AIM OF THE TASK: Return only the number of lines in the material below holding the string "divergence".

RECORDS:
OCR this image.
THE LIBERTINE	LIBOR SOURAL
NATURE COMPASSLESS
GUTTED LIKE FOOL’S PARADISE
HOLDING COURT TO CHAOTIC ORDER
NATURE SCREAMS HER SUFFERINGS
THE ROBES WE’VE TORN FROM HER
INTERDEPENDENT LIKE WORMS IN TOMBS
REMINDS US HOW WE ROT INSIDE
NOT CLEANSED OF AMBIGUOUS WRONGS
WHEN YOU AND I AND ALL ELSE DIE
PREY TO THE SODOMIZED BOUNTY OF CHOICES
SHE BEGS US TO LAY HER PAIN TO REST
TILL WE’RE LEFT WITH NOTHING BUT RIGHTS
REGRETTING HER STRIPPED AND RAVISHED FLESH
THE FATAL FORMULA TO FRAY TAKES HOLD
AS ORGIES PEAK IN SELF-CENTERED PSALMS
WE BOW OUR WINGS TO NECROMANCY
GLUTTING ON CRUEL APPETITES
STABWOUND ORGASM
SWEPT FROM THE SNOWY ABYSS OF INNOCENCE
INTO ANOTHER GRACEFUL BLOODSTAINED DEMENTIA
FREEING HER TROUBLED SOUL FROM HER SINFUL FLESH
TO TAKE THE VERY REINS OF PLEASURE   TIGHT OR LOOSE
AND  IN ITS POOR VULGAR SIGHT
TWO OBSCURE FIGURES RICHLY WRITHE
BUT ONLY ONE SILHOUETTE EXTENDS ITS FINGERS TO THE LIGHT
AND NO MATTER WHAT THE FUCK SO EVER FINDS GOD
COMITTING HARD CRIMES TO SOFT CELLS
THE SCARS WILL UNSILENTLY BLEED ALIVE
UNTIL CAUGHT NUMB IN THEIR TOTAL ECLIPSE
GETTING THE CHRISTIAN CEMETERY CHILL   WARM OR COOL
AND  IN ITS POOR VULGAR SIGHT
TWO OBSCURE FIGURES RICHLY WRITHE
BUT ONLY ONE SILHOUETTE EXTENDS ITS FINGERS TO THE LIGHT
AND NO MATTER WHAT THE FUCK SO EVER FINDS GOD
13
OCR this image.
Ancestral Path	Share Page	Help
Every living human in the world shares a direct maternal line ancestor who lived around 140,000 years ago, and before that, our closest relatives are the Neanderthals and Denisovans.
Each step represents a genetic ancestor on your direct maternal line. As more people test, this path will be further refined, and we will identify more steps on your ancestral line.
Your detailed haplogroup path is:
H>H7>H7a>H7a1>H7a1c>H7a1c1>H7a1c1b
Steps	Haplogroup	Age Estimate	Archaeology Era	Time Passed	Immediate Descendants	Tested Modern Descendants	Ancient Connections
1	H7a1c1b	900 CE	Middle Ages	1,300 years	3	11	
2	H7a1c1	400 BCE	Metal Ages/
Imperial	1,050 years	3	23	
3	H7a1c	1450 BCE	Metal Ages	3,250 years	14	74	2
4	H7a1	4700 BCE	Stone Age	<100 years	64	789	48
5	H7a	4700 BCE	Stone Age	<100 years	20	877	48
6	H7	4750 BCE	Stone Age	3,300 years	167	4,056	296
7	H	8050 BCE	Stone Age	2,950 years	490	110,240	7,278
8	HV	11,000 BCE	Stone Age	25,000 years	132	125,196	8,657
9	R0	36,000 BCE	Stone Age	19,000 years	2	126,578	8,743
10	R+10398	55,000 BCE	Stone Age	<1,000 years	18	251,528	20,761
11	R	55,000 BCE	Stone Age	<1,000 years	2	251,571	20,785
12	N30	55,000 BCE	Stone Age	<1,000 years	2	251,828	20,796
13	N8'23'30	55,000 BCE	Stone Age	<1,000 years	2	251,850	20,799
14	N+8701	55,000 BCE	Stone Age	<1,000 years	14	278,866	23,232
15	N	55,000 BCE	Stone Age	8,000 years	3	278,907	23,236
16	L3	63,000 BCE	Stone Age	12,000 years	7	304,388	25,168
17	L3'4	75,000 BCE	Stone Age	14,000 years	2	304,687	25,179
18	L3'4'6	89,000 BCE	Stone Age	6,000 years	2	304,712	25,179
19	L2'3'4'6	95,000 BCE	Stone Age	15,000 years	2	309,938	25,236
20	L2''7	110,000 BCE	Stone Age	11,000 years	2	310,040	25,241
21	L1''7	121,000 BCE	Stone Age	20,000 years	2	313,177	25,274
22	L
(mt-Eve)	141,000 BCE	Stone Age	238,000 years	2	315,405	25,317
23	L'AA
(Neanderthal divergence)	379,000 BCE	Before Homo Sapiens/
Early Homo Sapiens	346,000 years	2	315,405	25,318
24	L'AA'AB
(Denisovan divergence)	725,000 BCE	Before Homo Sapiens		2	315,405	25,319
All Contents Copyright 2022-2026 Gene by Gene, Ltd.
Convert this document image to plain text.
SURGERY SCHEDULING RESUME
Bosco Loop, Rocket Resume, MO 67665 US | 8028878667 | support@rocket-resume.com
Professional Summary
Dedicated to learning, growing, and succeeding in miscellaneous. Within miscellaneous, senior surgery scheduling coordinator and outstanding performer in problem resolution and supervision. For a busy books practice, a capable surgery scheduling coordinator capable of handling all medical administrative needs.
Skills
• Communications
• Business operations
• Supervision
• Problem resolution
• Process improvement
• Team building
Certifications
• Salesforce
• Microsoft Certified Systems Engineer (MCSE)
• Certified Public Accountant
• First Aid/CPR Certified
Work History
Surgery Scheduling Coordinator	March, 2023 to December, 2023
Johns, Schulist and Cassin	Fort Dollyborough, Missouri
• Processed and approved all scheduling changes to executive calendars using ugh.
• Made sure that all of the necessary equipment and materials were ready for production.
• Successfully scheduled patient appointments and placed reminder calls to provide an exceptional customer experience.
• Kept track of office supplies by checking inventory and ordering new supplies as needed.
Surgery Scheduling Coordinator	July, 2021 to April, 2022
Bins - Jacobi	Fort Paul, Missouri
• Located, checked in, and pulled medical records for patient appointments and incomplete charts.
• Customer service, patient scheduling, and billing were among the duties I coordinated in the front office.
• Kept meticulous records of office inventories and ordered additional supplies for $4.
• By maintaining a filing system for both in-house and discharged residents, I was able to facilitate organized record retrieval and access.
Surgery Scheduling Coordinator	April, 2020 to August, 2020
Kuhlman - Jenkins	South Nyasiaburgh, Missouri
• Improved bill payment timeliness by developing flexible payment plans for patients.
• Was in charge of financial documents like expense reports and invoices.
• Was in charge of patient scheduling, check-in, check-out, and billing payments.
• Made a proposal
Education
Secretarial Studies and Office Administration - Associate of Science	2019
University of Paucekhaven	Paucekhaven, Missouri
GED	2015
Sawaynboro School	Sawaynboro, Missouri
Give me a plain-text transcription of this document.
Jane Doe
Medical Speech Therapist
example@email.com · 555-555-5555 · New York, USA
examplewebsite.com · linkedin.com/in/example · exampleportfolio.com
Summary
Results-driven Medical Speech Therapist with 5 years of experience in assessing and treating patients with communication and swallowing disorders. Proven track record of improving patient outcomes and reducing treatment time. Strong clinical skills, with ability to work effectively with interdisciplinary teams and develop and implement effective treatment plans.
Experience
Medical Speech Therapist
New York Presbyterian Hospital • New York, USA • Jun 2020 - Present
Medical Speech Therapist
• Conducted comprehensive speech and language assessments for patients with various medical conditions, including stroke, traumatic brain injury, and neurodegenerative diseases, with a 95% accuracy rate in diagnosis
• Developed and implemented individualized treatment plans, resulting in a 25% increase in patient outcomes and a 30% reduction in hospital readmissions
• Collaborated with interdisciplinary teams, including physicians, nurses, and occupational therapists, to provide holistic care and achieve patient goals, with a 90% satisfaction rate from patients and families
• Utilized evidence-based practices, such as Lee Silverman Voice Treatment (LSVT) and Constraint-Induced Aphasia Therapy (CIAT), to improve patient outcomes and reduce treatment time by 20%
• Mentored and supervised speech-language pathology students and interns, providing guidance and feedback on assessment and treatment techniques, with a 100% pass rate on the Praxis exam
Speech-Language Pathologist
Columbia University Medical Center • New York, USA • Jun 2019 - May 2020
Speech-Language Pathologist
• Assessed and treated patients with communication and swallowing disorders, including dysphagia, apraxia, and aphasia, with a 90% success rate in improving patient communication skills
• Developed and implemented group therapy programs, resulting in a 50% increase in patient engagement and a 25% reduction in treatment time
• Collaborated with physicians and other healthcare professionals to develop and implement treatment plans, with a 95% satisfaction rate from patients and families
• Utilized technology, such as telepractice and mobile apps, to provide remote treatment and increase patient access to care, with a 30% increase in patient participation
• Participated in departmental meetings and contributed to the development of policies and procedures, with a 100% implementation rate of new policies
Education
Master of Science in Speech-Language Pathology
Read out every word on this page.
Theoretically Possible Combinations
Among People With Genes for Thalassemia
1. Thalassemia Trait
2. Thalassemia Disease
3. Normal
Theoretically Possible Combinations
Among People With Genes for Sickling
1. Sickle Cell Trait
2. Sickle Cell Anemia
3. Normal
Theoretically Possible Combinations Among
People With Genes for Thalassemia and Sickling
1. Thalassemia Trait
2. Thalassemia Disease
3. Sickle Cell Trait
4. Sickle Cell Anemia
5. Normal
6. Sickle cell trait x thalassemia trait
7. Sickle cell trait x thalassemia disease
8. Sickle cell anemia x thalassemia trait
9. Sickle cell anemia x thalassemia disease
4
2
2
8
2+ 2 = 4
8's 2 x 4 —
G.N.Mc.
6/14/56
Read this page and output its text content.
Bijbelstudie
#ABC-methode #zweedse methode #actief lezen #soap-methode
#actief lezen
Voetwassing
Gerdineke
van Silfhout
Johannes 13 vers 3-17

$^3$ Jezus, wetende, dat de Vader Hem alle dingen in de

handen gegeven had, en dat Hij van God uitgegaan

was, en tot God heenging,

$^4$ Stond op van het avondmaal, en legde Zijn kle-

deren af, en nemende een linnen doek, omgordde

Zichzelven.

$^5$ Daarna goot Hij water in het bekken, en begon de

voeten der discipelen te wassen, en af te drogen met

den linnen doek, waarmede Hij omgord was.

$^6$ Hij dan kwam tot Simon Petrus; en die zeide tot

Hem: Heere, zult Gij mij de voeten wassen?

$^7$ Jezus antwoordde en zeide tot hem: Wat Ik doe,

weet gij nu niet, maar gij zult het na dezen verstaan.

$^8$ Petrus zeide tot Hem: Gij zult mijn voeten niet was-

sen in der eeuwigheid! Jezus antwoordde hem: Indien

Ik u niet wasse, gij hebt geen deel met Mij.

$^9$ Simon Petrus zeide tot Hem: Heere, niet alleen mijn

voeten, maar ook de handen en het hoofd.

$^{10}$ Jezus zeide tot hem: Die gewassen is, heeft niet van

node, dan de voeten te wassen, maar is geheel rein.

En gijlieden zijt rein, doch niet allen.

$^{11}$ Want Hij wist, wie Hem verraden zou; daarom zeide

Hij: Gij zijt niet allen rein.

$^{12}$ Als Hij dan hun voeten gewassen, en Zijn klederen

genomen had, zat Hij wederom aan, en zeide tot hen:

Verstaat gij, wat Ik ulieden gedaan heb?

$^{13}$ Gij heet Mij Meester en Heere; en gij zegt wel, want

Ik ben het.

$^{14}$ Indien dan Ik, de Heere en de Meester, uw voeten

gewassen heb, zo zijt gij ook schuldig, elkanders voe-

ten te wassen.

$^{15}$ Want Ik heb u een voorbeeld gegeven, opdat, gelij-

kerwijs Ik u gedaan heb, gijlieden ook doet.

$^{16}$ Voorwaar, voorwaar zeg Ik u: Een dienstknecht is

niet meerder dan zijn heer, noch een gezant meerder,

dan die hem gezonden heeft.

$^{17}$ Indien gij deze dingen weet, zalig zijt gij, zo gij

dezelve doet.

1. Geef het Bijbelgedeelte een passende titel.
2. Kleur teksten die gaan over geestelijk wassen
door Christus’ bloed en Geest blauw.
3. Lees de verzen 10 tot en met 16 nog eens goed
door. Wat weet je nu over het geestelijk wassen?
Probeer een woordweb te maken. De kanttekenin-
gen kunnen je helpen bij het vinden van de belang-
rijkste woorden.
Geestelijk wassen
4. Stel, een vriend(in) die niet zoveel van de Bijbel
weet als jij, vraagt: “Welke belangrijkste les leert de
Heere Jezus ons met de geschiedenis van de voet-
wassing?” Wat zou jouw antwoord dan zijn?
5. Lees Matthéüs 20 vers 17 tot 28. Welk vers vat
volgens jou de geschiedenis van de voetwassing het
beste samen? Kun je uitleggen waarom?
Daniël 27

EXERCISE RESPONSE: 2